# Start of RECORDS FOR THIS EXERCISE

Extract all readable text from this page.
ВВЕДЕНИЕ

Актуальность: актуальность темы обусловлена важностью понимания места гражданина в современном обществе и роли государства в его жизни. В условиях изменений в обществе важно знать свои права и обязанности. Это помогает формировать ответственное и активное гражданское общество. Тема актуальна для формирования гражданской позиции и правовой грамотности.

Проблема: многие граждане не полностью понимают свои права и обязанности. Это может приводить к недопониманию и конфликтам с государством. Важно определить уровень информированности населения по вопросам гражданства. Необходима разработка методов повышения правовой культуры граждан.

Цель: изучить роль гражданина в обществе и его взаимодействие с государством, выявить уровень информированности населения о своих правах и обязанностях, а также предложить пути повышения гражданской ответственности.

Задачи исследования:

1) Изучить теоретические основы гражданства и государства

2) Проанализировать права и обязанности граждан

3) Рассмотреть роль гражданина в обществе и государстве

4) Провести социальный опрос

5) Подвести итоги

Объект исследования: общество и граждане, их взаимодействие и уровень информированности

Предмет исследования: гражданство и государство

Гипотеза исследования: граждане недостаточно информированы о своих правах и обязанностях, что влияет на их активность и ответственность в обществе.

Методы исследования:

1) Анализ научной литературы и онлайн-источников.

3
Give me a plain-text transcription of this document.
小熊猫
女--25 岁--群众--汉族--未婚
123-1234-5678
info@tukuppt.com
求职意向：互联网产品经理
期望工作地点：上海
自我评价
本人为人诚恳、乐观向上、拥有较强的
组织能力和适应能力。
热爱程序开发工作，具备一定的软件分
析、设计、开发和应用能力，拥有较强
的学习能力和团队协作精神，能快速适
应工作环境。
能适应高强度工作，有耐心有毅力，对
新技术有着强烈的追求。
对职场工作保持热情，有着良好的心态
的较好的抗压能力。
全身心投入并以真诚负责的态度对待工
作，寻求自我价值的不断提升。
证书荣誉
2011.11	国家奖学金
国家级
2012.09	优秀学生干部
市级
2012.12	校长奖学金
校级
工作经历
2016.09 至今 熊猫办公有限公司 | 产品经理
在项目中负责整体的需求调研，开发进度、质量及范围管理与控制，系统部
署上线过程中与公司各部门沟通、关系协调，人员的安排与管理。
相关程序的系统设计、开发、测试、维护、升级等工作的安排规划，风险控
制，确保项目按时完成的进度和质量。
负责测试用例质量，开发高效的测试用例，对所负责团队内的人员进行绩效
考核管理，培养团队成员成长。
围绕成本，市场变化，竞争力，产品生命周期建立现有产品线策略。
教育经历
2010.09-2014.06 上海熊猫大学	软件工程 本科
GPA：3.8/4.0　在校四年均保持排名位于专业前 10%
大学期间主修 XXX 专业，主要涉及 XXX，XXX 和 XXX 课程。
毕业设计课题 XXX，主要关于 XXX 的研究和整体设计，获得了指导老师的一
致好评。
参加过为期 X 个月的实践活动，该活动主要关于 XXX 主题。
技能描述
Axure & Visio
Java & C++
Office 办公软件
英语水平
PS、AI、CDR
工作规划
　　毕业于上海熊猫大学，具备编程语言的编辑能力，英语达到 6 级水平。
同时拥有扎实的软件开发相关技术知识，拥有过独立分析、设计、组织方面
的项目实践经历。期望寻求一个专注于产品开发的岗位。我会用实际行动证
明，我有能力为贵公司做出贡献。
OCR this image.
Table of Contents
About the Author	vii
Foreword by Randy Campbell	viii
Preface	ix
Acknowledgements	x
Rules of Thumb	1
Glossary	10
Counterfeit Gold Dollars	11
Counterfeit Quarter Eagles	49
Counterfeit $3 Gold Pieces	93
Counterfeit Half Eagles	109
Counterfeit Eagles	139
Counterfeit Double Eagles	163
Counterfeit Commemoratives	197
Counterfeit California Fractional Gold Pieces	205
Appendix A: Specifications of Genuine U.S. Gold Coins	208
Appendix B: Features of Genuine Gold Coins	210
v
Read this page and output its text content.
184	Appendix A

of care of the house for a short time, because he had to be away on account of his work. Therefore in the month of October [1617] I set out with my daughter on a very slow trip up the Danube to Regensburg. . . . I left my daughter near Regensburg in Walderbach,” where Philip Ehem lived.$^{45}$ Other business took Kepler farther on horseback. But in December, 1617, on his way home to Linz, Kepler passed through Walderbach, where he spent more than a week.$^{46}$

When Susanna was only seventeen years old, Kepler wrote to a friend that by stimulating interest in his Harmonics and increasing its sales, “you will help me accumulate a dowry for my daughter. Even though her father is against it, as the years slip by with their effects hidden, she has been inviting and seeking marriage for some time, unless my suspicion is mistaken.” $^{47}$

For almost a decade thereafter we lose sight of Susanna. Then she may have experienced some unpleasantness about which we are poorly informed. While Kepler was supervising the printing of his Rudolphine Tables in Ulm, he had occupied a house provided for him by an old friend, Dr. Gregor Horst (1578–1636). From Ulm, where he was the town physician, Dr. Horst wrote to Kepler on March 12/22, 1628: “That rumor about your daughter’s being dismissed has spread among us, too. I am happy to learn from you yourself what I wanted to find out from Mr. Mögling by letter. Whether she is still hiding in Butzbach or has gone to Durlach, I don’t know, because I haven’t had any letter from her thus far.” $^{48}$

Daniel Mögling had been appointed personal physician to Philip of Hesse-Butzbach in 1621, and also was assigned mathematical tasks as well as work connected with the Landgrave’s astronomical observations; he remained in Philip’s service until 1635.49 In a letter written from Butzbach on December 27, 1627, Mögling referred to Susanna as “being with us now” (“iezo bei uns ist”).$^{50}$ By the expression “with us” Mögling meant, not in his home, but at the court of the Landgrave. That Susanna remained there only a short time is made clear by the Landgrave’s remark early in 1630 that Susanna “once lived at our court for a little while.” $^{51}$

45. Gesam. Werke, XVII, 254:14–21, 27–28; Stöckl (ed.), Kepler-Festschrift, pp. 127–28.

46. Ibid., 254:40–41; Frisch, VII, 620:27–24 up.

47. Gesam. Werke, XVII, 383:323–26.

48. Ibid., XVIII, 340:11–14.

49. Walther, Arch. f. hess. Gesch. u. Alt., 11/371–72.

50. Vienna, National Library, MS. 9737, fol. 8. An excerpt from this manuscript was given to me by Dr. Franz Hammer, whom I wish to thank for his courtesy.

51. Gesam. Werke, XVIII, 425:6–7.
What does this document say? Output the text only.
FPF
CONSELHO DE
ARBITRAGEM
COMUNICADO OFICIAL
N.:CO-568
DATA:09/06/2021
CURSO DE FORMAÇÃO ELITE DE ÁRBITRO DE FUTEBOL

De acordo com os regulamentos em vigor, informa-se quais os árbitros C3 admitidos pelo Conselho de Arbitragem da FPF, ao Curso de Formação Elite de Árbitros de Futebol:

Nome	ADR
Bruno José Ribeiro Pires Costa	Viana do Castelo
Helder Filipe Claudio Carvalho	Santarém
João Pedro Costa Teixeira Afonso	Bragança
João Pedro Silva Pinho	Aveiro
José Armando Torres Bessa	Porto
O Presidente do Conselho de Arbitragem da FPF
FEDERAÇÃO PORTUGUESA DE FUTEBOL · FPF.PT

# End of RECORDS FOR THIS EXERCISE

[STATED TASK] Copy each line above containing the string "Costa".

[TASK SOLUTION]
Bruno José Ribeiro Pires Costa	Viana do Castelo
João Pedro Costa Teixeira Afonso	Bragança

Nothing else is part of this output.